Return only the number of lines holding the word "ylabel".

• **THE RECORDS**:

▼

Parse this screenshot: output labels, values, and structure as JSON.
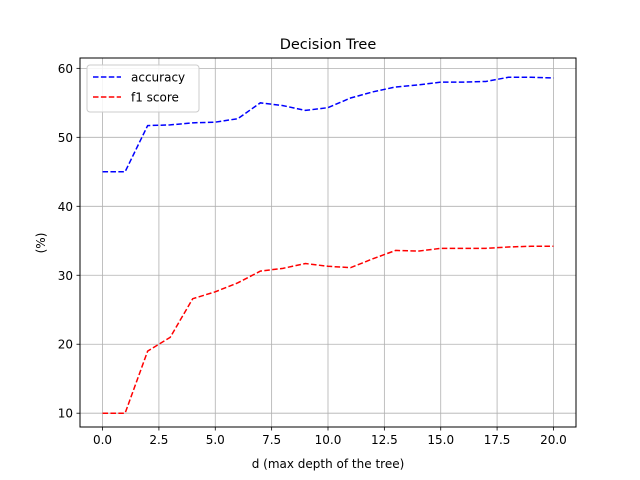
{
  "chart_data": {
    "type": "line",
    "title": "Decision Tree",
    "xlabel": "d (max depth of the tree)",
    "ylabel": "(%)",
    "xlim": [
      -1,
      21
    ],
    "ylim": [
      8,
      61.5
    ],
    "xticks": [
      0,
      2.5,
      5,
      7.5,
      10,
      12.5,
      15,
      17.5,
      20
    ],
    "xtick_labels": [
      "0.0",
      "2.5",
      "5.0",
      "7.5",
      "10.0",
      "12.5",
      "15.0",
      "17.5",
      "20.0"
    ],
    "yticks": [
      10,
      20,
      30,
      40,
      50,
      60
    ],
    "ytick_labels": [
      "10",
      "20",
      "30",
      "40",
      "50",
      "60"
    ],
    "grid": true,
    "legend_position": "top-left",
    "x": [
      0,
      1,
      2,
      3,
      4,
      5,
      6,
      7,
      8,
      9,
      10,
      11,
      12,
      13,
      14,
      15,
      16,
      17,
      18,
      19,
      20
    ],
    "series": [
      {
        "name": "accuracy",
        "color": "#0000ff",
        "line_style": "dashed",
        "values": [
          45.0,
          45.0,
          51.7,
          51.8,
          52.1,
          52.2,
          52.7,
          55.0,
          54.6,
          53.9,
          54.3,
          55.7,
          56.6,
          57.3,
          57.6,
          58.0,
          58.0,
          58.1,
          58.7,
          58.7,
          58.6
        ]
      },
      {
        "name": "f1 score",
        "color": "#ff0000",
        "line_style": "dashed",
        "values": [
          10.0,
          10.0,
          19.0,
          21.0,
          26.6,
          27.6,
          28.9,
          30.6,
          31.0,
          31.7,
          31.3,
          31.1,
          32.4,
          33.6,
          33.5,
          33.9,
          33.9,
          33.9,
          34.1,
          34.2,
          34.2
        ]
      }
    ]
  }
}
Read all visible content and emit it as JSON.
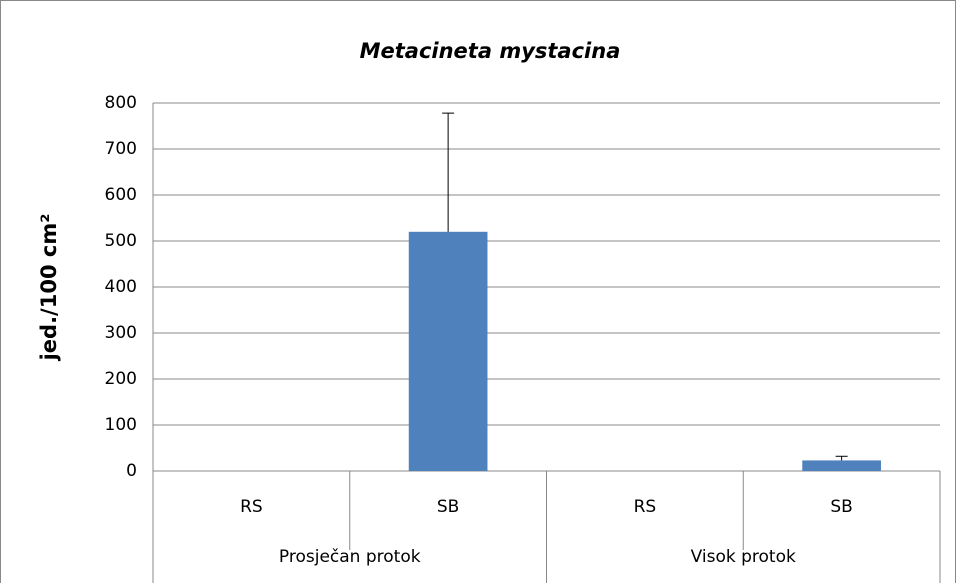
{
  "chart_data": {
    "type": "bar",
    "title": "Metacineta mystacina",
    "ylabel": "jed./100 cm²",
    "categories": [
      "RS",
      "SB",
      "RS",
      "SB"
    ],
    "groups": [
      "Prosječan protok",
      "Visok protok"
    ],
    "values": [
      0,
      520,
      0,
      23
    ],
    "errors": [
      0,
      258,
      0,
      9
    ],
    "color": "#4f81bd",
    "ylim": [
      0,
      800
    ],
    "yticks": [
      0,
      100,
      200,
      300,
      400,
      500,
      600,
      700,
      800
    ],
    "grid": true
  }
}
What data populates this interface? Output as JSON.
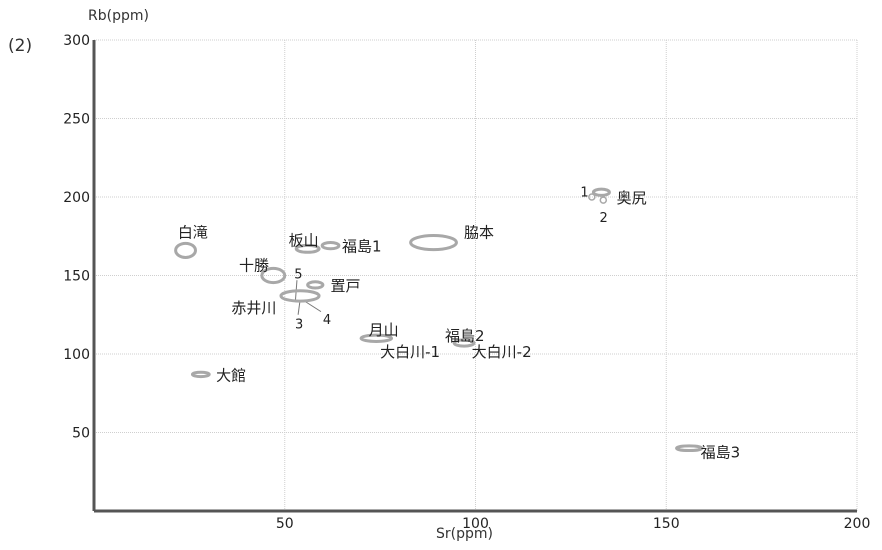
{
  "panel_label": "(2)",
  "chart_data": {
    "type": "scatter",
    "title": "",
    "xlabel": "Sr(ppm)",
    "ylabel": "Rb(ppm)",
    "xlim": [
      0,
      200
    ],
    "ylim": [
      0,
      300
    ],
    "xticks": [
      50,
      100,
      150,
      200
    ],
    "yticks": [
      50,
      100,
      150,
      200,
      250,
      300
    ],
    "grid": true,
    "legend": "none",
    "marker_color": "#a8a8a8",
    "points": [
      {
        "label": "白滝",
        "x": 24,
        "y": 166,
        "rx": 2.6,
        "ry": 4.5
      },
      {
        "label": "板山",
        "x": 56,
        "y": 167,
        "rx": 3,
        "ry": 2.2
      },
      {
        "label": "福島1",
        "x": 62,
        "y": 169,
        "rx": 2.2,
        "ry": 2
      },
      {
        "label": "脇本",
        "x": 89,
        "y": 171,
        "rx": 6,
        "ry": 4.5
      },
      {
        "label": "十勝",
        "x": 47,
        "y": 150,
        "rx": 3,
        "ry": 4.5
      },
      {
        "label": "置戸",
        "x": 58,
        "y": 144,
        "rx": 2,
        "ry": 2
      },
      {
        "label": "赤井川",
        "x": 54,
        "y": 137,
        "rx": 5,
        "ry": 3.3
      },
      {
        "label": "月山",
        "x": 74,
        "y": 110,
        "rx": 4,
        "ry": 2
      },
      {
        "label": "福島2",
        "x": 97,
        "y": 107,
        "rx": 2.6,
        "ry": 2
      },
      {
        "label": "大館",
        "x": 28,
        "y": 87,
        "rx": 2.2,
        "ry": 1.4
      },
      {
        "label": "奥尻",
        "x": 133,
        "y": 203,
        "rx": 2.1,
        "ry": 2
      },
      {
        "label": "福島3",
        "x": 156,
        "y": 40,
        "rx": 3.3,
        "ry": 1.5
      }
    ],
    "small_points": [
      {
        "x": 130.5,
        "y": 200
      },
      {
        "x": 133.5,
        "y": 198
      }
    ],
    "annotations": [
      {
        "text": "白滝",
        "x": 22,
        "y": 178
      },
      {
        "text": "板山",
        "x": 51,
        "y": 173
      },
      {
        "text": "福島1",
        "x": 65,
        "y": 169
      },
      {
        "text": "脇本",
        "x": 97,
        "y": 178
      },
      {
        "text": "十勝",
        "x": 38,
        "y": 157
      },
      {
        "text": "5",
        "x": 52.5,
        "y": 152
      },
      {
        "text": "置戸",
        "x": 62,
        "y": 144
      },
      {
        "text": "赤井川",
        "x": 36,
        "y": 130
      },
      {
        "text": "3",
        "x": 52.7,
        "y": 120
      },
      {
        "text": "4",
        "x": 60,
        "y": 123
      },
      {
        "text": "月山",
        "x": 72,
        "y": 116
      },
      {
        "text": "福島2",
        "x": 92,
        "y": 112
      },
      {
        "text": "大白川-1",
        "x": 75,
        "y": 102
      },
      {
        "text": "大白川-2",
        "x": 99,
        "y": 102
      },
      {
        "text": "大館",
        "x": 32,
        "y": 87
      },
      {
        "text": "1",
        "x": 127.5,
        "y": 204
      },
      {
        "text": "2",
        "x": 132.5,
        "y": 188
      },
      {
        "text": "奥尻",
        "x": 137,
        "y": 200
      },
      {
        "text": "福島3",
        "x": 159,
        "y": 38
      }
    ]
  }
}
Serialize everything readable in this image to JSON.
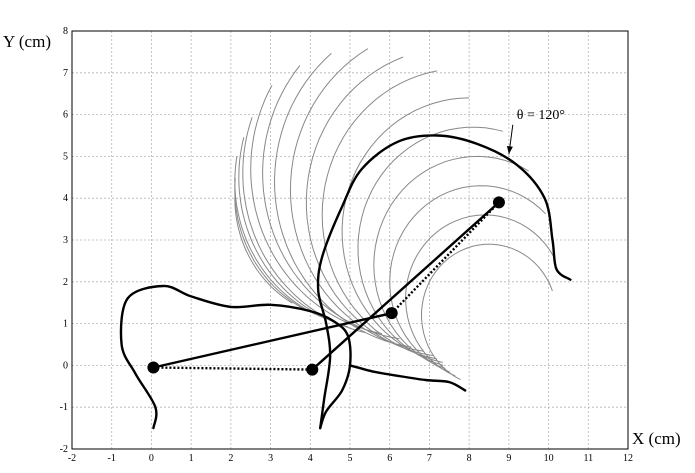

▲

• **EXERCISE RESULT**:
3